- Request: Below are records to transcribe exactly, without their pictures.

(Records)
## BEGIN
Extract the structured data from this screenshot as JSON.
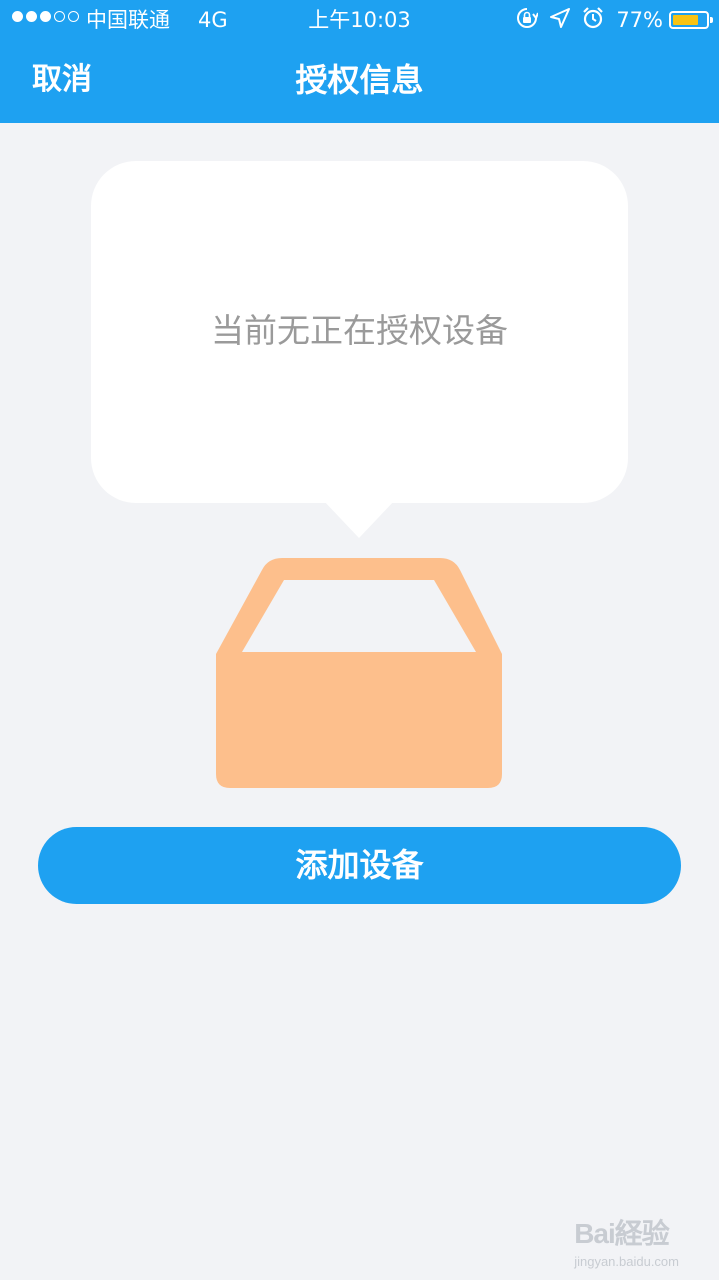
{
  "status_bar": {
    "carrier": "中国联通",
    "network": "4G",
    "time": "上午10:03",
    "battery_percent": "77%",
    "battery_level": 0.77,
    "signal_strength": 3,
    "icons": [
      "rotation-lock-icon",
      "location-arrow-icon",
      "alarm-icon",
      "battery-icon"
    ]
  },
  "nav": {
    "cancel_label": "取消",
    "title": "授权信息"
  },
  "empty_state": {
    "message": "当前无正在授权设备",
    "illustration": "empty-box-icon"
  },
  "actions": {
    "add_device_label": "添加设备"
  },
  "watermark": {
    "logo": "Bai経验",
    "url": "jingyan.baidu.com"
  },
  "colors": {
    "header": "#1ea1f1",
    "background": "#f2f3f6",
    "box": "#fdbf8c",
    "button": "#1ea1f1",
    "muted_text": "#9a9a9a",
    "battery_fill": "#f7c315"
  }
}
## END
- Expected output:
Extract the structured data from this screenshot as JSON.
{
  "status_bar": {
    "carrier": "中国联通",
    "network": "4G",
    "time": "上午10:03",
    "battery_percent": "77%",
    "battery_level": 0.77,
    "signal_strength": 3,
    "icons": [
      "rotation-lock-icon",
      "location-arrow-icon",
      "alarm-icon",
      "battery-icon"
    ]
  },
  "nav": {
    "cancel_label": "取消",
    "title": "授权信息"
  },
  "empty_state": {
    "message": "当前无正在授权设备",
    "illustration": "empty-box-icon"
  },
  "actions": {
    "add_device_label": "添加设备"
  },
  "watermark": {
    "logo": "Bai経验",
    "url": "jingyan.baidu.com"
  },
  "colors": {
    "header": "#1ea1f1",
    "background": "#f2f3f6",
    "box": "#fdbf8c",
    "button": "#1ea1f1",
    "muted_text": "#9a9a9a",
    "battery_fill": "#f7c315"
  }
}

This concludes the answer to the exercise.